■ **Written exercise**:
Look for "Fraktur" in each line of the entries, and return the matching lines.

■ **Given entries**:
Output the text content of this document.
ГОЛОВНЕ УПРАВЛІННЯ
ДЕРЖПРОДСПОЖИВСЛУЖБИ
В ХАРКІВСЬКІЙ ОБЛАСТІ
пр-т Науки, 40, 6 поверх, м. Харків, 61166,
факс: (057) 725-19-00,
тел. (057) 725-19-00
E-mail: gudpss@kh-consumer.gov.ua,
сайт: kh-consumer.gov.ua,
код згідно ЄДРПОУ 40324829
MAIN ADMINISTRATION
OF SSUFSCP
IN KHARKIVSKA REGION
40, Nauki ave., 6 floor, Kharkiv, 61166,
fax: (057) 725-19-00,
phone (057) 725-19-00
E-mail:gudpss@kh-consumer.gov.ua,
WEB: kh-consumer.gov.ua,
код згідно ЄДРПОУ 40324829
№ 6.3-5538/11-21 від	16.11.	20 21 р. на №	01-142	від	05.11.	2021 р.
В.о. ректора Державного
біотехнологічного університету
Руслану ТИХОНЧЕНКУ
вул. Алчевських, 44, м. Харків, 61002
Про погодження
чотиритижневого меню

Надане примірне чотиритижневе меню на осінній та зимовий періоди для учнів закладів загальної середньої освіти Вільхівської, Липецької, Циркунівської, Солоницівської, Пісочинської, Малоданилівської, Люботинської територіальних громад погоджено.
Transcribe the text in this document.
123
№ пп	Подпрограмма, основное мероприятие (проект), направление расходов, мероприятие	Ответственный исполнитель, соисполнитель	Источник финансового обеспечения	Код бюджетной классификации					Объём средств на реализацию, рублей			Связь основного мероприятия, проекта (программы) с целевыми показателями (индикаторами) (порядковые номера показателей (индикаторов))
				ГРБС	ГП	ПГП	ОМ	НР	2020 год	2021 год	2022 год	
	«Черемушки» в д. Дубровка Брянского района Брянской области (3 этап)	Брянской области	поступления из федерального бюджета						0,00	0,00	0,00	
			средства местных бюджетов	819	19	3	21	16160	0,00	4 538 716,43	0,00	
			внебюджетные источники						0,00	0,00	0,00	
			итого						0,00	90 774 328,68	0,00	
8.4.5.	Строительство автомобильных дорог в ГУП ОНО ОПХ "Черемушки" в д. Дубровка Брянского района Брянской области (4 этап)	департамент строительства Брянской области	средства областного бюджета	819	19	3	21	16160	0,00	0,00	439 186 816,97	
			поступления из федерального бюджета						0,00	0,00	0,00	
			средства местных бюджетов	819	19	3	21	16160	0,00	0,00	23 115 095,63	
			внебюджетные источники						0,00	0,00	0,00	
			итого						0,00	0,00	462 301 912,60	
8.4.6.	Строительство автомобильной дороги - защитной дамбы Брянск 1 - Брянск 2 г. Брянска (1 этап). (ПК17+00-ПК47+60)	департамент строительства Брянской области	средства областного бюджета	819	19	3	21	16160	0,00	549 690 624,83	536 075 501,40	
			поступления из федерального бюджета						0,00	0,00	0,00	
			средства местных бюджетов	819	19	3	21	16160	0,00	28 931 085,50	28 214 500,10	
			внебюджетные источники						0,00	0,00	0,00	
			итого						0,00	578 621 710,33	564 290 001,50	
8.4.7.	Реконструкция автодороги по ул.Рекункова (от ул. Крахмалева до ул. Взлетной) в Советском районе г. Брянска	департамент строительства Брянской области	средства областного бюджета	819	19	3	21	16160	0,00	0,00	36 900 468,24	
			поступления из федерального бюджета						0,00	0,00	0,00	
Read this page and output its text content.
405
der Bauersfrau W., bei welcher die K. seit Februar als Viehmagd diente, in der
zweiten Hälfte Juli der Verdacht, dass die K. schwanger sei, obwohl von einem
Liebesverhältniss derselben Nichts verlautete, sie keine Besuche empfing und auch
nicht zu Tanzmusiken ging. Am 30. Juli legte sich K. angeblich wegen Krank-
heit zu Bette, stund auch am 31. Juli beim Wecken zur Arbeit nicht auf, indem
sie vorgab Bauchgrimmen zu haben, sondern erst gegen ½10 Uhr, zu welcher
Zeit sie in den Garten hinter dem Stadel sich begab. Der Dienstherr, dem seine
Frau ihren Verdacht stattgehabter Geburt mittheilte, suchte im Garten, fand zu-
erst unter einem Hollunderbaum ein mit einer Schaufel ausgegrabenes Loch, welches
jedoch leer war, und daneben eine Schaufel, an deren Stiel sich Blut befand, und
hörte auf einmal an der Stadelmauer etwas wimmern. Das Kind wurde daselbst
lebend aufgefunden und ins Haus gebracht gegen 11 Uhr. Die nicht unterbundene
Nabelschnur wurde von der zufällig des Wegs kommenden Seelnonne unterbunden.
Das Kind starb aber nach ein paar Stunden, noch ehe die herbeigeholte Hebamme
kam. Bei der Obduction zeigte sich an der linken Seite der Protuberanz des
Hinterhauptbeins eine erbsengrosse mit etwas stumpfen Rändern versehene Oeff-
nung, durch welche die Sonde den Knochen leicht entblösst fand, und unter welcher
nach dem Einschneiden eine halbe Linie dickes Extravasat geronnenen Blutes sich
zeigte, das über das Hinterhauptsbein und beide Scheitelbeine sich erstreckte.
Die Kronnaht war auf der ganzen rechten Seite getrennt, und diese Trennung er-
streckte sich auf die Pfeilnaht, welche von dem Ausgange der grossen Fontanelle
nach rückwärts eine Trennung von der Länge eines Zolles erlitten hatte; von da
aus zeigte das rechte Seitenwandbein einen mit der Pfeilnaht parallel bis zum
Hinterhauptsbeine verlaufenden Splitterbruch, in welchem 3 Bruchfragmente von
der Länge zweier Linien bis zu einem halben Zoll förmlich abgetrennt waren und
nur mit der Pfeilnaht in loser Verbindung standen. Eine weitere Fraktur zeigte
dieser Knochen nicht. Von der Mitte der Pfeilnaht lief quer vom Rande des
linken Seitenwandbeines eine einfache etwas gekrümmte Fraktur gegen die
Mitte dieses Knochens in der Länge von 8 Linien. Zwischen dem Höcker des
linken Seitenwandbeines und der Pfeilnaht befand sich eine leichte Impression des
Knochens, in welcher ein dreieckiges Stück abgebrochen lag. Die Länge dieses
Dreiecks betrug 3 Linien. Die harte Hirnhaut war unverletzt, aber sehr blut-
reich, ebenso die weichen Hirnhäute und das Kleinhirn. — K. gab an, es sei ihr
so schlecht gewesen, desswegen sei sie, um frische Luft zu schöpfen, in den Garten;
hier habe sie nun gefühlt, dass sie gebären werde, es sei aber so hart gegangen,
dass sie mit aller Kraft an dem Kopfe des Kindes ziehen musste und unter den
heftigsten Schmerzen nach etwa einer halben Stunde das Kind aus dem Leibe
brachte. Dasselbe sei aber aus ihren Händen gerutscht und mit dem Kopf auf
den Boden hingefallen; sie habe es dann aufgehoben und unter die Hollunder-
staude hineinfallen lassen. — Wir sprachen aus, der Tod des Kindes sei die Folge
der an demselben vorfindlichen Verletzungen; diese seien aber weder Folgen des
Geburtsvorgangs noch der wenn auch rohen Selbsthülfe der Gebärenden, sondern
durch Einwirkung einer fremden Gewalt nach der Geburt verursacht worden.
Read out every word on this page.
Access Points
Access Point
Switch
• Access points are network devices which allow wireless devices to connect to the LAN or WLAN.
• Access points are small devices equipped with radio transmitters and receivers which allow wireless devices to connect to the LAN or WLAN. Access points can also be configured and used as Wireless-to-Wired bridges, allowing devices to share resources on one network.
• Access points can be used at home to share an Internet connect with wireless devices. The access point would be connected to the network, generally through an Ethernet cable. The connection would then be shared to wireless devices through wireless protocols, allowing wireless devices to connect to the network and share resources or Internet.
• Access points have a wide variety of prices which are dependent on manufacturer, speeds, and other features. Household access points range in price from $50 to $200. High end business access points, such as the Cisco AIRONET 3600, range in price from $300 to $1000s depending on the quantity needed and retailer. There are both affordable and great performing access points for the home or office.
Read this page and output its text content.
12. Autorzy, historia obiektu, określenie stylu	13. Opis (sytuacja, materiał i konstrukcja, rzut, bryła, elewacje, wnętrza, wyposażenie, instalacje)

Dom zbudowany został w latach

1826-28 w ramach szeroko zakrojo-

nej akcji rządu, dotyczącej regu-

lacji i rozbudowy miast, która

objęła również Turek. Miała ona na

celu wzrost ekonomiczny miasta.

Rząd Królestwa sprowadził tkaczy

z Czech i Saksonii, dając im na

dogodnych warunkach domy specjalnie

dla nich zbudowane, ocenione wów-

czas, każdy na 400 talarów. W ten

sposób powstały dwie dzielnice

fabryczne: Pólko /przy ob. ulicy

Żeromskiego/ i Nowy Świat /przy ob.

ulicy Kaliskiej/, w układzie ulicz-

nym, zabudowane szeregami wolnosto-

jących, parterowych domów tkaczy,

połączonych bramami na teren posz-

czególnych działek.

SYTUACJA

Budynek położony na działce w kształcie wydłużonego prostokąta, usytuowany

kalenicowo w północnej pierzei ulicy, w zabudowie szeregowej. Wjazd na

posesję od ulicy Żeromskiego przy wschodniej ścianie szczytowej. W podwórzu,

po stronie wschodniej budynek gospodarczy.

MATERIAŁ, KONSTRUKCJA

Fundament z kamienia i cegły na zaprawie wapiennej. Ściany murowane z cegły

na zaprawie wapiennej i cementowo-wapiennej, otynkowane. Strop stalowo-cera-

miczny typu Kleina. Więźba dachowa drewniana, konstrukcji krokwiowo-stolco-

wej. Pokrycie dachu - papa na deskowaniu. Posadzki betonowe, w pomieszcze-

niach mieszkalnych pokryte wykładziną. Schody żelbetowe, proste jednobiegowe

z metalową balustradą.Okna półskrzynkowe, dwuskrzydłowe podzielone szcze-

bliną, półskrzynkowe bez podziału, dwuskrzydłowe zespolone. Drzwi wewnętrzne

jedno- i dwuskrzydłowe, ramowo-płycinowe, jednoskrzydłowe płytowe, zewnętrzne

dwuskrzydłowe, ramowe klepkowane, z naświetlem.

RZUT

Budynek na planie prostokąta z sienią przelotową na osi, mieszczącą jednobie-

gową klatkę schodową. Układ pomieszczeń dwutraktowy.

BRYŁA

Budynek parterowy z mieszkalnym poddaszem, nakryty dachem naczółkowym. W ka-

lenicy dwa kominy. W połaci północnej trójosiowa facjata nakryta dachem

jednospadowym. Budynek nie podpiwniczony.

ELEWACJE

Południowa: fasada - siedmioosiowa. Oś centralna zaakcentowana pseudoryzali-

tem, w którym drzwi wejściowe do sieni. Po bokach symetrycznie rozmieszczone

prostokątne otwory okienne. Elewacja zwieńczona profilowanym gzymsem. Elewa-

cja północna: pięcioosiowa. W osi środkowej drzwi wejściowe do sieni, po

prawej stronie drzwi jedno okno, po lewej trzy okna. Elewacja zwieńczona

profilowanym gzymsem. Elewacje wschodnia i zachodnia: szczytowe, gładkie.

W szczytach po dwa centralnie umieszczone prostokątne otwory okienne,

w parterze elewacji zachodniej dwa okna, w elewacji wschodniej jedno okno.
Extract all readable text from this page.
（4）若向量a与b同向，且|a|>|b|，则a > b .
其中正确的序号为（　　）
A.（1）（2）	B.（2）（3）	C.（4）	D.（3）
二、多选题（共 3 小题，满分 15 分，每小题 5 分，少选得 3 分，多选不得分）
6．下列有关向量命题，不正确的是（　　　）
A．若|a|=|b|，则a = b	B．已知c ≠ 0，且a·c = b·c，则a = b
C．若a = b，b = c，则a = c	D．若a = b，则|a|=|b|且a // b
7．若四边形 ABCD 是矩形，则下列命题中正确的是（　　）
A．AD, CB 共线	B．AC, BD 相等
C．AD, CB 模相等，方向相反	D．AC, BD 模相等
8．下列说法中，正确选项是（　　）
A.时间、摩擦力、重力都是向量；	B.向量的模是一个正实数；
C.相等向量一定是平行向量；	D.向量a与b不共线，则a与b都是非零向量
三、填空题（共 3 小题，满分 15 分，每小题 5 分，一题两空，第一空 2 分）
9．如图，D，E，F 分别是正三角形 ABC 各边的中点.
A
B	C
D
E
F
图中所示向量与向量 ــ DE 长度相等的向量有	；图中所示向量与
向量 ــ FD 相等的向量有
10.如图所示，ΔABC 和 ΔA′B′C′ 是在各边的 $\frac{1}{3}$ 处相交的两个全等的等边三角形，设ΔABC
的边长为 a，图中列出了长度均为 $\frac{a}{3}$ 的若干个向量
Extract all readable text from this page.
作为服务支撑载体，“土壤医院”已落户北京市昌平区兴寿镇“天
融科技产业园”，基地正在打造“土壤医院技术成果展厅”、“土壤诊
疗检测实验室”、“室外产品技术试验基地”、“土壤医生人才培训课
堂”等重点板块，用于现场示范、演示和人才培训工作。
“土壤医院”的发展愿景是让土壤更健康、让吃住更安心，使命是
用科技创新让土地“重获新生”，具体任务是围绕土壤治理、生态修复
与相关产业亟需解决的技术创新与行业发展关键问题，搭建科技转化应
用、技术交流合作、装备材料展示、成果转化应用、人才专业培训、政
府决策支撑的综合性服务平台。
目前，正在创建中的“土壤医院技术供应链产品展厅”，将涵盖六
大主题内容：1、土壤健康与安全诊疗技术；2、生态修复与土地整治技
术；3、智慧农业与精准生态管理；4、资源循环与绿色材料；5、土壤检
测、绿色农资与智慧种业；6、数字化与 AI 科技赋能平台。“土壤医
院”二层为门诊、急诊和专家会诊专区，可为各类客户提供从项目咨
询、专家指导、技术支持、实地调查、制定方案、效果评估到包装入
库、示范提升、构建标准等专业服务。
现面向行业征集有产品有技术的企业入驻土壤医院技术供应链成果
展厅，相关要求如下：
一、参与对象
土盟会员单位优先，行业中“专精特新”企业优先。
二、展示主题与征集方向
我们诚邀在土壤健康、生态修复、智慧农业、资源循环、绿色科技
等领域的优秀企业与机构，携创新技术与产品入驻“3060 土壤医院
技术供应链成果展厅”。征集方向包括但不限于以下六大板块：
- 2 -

■ **Solution**:
nur mit der Pfeilnaht in loser Verbindung standen. Eine weitere Fraktur zeigte
linken Seitenwandbeines eine einfache etwas gekrümmte Fraktur gegen die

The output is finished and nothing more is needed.